--- Begin Dataset excerpts ---

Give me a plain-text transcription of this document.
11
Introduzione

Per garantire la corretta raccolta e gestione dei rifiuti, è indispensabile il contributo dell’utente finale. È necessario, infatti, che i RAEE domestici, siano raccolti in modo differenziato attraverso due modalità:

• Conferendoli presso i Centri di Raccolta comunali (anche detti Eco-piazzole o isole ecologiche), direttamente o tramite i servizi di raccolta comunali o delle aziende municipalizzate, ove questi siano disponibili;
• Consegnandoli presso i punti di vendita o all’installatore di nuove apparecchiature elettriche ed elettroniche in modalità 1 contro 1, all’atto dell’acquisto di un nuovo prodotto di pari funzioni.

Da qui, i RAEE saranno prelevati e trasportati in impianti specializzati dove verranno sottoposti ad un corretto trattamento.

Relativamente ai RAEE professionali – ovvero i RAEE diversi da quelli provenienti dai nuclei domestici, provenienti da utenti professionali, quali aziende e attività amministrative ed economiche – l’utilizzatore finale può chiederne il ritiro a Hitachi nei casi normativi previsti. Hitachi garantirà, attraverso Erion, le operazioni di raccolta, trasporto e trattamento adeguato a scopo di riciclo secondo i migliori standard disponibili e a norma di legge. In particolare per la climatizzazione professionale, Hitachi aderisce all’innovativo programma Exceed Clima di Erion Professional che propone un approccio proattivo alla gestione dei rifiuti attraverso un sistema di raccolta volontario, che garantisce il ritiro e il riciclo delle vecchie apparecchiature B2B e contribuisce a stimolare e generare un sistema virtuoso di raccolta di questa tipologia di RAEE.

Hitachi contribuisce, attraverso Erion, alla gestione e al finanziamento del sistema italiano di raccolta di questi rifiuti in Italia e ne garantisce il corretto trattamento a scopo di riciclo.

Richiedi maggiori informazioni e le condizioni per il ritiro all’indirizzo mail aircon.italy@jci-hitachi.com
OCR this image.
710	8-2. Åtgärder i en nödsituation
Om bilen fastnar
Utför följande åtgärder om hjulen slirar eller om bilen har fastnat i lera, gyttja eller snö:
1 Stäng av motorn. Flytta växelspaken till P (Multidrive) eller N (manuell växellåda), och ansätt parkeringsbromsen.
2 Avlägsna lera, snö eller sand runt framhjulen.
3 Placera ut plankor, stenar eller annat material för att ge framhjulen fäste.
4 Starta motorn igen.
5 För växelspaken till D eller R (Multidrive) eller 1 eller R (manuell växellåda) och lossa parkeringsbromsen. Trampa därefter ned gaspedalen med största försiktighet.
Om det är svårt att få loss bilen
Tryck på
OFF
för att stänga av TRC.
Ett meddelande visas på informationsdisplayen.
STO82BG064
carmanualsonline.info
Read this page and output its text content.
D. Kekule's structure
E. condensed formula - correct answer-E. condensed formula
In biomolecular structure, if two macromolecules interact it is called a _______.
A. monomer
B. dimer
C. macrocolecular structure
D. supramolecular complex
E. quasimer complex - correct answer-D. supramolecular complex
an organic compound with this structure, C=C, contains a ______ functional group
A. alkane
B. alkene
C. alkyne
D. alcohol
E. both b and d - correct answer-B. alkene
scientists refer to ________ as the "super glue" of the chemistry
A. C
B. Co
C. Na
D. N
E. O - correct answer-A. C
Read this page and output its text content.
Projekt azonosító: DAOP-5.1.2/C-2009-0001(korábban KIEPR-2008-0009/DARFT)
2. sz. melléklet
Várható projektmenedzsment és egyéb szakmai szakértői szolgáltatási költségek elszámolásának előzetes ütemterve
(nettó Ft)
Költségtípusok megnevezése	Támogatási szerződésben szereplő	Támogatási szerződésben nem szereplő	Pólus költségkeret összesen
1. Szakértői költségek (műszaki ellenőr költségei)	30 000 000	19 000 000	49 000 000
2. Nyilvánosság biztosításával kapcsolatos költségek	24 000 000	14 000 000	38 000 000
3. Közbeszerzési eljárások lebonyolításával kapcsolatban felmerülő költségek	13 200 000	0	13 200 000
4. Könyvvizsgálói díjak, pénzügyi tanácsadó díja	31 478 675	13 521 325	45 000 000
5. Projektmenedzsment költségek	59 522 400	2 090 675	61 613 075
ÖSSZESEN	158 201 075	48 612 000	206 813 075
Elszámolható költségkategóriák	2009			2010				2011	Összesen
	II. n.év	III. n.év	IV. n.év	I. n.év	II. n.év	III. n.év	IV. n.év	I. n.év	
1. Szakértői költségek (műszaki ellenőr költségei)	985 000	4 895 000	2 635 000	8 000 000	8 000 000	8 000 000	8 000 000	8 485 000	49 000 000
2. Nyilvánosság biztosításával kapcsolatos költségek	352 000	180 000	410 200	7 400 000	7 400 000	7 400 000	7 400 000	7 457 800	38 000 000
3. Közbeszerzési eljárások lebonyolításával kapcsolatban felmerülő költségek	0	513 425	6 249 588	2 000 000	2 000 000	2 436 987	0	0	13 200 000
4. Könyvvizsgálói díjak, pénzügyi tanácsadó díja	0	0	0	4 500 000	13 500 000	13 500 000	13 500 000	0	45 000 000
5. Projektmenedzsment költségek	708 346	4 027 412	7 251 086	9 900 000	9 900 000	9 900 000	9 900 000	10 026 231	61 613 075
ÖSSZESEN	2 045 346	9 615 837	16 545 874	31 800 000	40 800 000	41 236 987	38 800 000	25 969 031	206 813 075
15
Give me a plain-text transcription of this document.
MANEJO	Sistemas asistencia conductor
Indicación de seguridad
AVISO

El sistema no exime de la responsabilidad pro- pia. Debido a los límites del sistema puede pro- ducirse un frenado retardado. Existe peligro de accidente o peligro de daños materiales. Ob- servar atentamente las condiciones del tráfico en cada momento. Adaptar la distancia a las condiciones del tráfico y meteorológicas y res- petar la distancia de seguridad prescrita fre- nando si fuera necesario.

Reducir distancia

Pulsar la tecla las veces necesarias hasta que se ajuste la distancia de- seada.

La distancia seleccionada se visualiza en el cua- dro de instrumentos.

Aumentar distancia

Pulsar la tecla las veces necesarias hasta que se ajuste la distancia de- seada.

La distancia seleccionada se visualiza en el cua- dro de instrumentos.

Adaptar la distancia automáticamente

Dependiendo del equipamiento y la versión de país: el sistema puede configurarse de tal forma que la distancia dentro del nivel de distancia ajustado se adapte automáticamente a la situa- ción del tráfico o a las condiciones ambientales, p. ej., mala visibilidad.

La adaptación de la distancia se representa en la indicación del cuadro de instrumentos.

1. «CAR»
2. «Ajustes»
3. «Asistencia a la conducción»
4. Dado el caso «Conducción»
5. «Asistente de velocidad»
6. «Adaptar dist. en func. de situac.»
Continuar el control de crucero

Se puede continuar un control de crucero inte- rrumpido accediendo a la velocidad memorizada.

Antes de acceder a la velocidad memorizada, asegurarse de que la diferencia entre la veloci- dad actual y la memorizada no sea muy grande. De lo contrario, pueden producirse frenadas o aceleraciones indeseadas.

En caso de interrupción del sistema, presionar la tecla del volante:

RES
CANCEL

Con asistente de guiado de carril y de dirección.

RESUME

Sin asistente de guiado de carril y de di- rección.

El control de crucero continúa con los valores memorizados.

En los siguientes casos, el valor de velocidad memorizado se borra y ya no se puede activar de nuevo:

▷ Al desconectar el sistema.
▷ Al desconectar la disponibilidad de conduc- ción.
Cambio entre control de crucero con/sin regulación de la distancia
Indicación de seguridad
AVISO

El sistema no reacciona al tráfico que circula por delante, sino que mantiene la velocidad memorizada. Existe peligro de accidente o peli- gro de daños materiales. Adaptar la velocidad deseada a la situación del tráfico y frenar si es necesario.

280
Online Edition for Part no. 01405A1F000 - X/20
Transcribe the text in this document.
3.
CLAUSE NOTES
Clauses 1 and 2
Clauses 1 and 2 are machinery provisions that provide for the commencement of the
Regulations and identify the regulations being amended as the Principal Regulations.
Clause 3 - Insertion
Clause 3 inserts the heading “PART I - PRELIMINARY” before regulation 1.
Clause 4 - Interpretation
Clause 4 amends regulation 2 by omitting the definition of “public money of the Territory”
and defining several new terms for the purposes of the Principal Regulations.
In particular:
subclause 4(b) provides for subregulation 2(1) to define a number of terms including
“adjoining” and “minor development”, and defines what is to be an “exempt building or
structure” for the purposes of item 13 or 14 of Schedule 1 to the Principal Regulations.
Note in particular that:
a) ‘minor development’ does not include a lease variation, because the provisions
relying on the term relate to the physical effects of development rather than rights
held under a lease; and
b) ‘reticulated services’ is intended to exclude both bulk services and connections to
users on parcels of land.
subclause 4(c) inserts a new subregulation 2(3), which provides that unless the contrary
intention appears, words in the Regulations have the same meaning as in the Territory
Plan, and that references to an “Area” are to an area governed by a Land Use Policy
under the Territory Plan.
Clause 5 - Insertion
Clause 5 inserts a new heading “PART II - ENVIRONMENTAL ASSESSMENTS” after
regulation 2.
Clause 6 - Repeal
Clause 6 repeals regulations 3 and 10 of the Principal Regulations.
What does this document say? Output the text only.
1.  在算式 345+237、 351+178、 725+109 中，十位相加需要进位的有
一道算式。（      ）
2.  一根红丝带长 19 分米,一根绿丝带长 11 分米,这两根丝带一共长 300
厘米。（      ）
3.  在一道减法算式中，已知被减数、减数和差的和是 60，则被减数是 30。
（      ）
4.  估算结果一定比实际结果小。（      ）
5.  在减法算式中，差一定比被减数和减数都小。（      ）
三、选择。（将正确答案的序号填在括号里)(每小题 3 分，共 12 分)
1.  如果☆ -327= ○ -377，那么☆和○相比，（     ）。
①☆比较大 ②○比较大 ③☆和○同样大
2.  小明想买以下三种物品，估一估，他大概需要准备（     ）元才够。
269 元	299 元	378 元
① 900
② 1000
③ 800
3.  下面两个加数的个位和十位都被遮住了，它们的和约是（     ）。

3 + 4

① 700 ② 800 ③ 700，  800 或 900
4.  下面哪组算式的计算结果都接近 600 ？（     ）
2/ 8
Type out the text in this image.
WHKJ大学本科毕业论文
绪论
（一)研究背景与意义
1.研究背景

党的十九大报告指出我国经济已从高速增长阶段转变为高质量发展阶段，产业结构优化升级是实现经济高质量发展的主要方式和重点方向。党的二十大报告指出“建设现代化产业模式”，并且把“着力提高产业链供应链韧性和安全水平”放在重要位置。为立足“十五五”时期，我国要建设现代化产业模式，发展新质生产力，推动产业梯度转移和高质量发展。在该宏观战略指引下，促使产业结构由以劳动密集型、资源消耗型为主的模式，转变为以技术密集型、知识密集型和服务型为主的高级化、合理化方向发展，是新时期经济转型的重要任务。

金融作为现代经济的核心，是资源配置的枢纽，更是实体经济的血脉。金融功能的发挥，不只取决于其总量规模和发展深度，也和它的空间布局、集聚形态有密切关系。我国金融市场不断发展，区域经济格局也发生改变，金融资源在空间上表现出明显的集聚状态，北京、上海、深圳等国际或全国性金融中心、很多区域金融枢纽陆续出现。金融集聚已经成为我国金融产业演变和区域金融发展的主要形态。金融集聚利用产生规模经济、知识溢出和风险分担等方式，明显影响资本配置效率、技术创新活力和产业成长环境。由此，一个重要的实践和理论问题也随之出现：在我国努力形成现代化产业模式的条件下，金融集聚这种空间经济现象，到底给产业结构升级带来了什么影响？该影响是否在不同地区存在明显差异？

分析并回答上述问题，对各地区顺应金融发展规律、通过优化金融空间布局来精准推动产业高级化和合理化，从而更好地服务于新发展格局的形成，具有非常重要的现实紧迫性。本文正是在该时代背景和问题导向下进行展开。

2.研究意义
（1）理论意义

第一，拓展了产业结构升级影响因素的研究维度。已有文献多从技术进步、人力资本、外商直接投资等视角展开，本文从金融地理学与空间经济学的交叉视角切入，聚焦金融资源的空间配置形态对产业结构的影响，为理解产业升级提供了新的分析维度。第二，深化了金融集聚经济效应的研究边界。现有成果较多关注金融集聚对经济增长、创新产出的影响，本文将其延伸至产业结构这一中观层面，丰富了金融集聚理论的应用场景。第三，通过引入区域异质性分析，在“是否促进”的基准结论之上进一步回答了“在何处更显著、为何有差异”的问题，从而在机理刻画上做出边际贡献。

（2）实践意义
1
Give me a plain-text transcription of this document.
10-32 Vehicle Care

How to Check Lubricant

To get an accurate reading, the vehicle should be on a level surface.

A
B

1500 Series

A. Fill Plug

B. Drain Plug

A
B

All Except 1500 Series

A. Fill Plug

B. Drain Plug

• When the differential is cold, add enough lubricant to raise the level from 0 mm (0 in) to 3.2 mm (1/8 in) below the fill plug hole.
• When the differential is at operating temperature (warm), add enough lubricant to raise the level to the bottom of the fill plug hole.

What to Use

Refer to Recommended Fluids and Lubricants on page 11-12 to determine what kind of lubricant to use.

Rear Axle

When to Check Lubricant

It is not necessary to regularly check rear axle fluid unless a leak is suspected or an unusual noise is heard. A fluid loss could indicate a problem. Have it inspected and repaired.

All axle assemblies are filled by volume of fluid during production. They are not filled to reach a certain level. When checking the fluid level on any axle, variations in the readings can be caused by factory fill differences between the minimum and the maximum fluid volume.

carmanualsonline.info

--- End Dataset excerpts ---

Directions for this task:
Count the lines above that contain the word "carril", and give only that number.

Reply:
2